▶ _DATASET CONTENT_:
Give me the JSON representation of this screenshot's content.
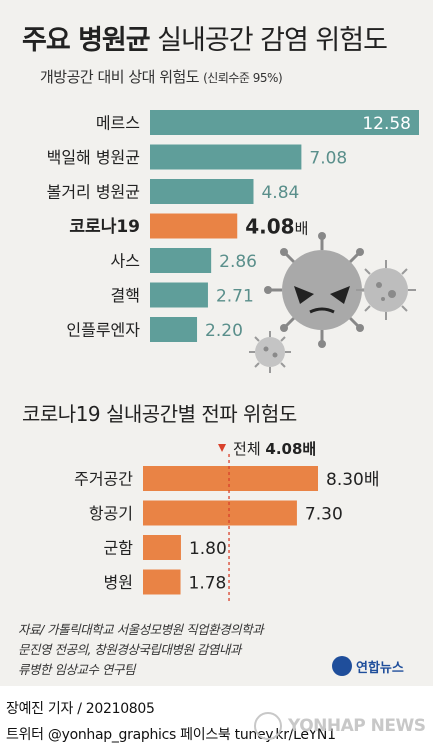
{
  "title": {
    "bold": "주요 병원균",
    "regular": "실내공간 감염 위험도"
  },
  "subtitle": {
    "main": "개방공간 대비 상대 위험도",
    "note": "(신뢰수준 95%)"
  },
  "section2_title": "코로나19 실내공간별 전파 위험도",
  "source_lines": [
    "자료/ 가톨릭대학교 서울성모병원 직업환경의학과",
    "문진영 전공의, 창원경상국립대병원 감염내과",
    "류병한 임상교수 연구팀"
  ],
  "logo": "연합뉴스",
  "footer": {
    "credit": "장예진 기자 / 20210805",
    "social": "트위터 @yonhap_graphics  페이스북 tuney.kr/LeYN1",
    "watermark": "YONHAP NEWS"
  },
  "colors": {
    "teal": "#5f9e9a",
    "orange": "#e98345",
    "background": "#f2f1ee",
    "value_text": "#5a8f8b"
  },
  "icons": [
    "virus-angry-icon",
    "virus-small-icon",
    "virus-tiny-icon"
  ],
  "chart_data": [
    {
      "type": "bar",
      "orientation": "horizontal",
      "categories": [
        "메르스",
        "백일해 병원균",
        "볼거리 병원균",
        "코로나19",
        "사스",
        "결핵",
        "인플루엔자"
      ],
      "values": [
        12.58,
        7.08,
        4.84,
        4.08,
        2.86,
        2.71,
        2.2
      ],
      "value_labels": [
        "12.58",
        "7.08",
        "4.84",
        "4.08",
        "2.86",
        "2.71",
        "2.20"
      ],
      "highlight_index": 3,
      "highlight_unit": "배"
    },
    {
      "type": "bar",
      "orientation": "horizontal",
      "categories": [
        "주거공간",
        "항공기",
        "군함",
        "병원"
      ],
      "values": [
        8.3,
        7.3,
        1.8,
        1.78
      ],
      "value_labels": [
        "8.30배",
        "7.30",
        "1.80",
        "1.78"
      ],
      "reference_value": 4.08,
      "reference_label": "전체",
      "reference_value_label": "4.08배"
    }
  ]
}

▶ _WORK INSTRUCTIONS_: Go through the material and report each line that holds the string "virus".

▶ _SOLUTION TO THIS TASK_:
    "virus-angry-icon",
    "virus-small-icon",
    "virus-tiny-icon"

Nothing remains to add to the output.